→ **Task requirements**:
Records follow. Select each line holding "n종사자교육".

■ ■ ■

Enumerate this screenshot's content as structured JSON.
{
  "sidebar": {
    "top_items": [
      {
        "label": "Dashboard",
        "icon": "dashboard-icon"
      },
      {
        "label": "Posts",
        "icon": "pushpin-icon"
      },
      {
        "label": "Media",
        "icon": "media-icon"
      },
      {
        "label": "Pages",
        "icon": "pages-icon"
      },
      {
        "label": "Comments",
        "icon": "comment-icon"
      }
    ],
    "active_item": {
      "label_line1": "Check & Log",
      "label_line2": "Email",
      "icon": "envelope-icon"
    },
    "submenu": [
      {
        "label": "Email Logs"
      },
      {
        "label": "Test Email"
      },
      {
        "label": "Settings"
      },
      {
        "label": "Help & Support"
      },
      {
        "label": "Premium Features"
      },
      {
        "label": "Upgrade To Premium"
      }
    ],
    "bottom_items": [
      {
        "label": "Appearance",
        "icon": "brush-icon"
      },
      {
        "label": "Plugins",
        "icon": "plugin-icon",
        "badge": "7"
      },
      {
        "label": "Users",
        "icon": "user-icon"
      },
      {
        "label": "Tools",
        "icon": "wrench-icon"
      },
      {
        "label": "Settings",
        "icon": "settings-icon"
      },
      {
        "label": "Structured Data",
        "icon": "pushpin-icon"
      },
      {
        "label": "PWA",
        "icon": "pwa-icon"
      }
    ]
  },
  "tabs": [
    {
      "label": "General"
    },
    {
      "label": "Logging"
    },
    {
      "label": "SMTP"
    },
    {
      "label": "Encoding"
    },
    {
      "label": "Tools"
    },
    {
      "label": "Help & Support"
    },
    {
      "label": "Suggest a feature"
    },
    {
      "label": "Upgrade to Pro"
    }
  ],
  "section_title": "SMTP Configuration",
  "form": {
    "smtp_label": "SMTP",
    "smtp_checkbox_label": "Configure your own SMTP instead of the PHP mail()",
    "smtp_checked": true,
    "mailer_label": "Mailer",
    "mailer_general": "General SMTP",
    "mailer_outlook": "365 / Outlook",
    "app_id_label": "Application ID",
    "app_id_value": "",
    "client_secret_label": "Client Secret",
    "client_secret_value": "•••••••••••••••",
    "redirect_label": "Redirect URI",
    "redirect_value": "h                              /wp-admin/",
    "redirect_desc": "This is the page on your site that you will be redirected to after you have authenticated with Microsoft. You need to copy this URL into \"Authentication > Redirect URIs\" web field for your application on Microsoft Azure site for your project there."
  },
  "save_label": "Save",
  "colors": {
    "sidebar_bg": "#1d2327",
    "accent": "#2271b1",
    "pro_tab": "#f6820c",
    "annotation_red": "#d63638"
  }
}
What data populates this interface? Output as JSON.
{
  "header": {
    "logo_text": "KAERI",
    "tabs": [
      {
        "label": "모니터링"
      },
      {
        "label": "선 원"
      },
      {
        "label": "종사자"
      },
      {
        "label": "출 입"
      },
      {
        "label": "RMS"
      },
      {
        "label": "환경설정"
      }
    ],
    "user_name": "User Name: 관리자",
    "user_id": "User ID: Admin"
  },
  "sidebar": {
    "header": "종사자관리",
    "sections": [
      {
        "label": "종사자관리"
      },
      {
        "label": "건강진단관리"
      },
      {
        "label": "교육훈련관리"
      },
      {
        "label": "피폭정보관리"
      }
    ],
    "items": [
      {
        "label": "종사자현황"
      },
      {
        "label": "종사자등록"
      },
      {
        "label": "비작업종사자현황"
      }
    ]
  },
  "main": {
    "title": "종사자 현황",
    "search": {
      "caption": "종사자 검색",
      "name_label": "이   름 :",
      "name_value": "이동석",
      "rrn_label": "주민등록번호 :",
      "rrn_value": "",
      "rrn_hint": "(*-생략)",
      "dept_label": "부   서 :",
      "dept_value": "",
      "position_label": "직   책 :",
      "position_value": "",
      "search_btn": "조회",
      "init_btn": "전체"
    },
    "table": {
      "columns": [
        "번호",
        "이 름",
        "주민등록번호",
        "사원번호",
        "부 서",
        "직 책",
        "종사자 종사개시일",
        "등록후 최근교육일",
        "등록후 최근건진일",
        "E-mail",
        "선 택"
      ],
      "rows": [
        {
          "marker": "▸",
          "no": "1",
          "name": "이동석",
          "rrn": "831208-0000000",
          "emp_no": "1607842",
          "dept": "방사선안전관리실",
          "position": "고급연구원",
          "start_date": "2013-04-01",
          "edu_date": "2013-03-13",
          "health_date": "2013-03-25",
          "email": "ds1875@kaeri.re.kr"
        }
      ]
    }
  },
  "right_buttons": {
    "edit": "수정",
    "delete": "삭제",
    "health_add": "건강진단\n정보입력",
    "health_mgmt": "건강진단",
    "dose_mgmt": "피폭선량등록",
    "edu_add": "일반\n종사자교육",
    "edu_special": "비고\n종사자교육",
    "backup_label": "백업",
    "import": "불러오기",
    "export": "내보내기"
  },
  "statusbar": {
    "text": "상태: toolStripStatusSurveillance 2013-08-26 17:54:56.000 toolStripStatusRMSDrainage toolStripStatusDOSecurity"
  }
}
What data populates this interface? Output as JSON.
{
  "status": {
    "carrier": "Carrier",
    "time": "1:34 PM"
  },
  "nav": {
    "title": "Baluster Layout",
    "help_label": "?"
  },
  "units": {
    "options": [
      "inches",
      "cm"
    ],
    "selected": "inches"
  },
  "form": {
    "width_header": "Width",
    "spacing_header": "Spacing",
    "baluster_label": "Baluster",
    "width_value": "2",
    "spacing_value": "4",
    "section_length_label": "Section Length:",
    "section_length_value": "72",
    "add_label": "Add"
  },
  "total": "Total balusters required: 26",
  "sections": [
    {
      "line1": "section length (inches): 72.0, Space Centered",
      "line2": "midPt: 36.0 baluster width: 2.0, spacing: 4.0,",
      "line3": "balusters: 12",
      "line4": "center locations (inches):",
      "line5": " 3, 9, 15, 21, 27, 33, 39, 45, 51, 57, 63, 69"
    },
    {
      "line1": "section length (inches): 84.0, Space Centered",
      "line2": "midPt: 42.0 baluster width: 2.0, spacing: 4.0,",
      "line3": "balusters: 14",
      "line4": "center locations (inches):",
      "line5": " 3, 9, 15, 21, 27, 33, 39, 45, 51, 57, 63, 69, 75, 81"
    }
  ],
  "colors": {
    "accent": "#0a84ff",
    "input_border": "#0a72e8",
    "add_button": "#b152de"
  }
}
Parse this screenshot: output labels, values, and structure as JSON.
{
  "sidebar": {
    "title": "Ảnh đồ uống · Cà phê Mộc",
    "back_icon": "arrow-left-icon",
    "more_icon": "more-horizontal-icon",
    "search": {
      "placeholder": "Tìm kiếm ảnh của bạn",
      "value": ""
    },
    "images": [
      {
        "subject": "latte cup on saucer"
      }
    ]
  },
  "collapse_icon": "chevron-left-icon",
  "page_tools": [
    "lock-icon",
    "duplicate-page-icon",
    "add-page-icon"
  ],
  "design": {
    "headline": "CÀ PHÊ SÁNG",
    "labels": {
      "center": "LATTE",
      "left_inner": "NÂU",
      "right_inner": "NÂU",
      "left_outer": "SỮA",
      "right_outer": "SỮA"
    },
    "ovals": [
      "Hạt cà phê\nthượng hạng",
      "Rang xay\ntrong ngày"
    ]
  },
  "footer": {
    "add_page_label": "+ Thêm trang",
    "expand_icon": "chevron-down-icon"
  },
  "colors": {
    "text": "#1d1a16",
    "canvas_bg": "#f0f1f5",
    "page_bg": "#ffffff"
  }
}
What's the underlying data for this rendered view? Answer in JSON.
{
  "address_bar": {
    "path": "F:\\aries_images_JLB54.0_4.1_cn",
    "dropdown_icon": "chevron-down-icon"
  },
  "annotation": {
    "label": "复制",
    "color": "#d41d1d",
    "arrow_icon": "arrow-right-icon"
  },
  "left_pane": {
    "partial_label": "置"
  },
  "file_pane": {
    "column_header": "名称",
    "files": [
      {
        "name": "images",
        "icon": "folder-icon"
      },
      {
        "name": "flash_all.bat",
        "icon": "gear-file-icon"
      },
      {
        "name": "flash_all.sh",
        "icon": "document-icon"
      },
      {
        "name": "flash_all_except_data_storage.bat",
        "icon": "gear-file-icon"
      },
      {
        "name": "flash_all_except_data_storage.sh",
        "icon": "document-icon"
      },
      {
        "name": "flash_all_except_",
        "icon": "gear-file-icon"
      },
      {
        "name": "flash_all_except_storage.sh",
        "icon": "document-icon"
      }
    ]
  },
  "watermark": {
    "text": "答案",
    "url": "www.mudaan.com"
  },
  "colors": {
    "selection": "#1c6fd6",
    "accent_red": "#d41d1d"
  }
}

■ ■ ■

→ **Written reply**:
    "edu_add": "일반\n종사자교육",
    "edu_special": "비고\n종사자교육",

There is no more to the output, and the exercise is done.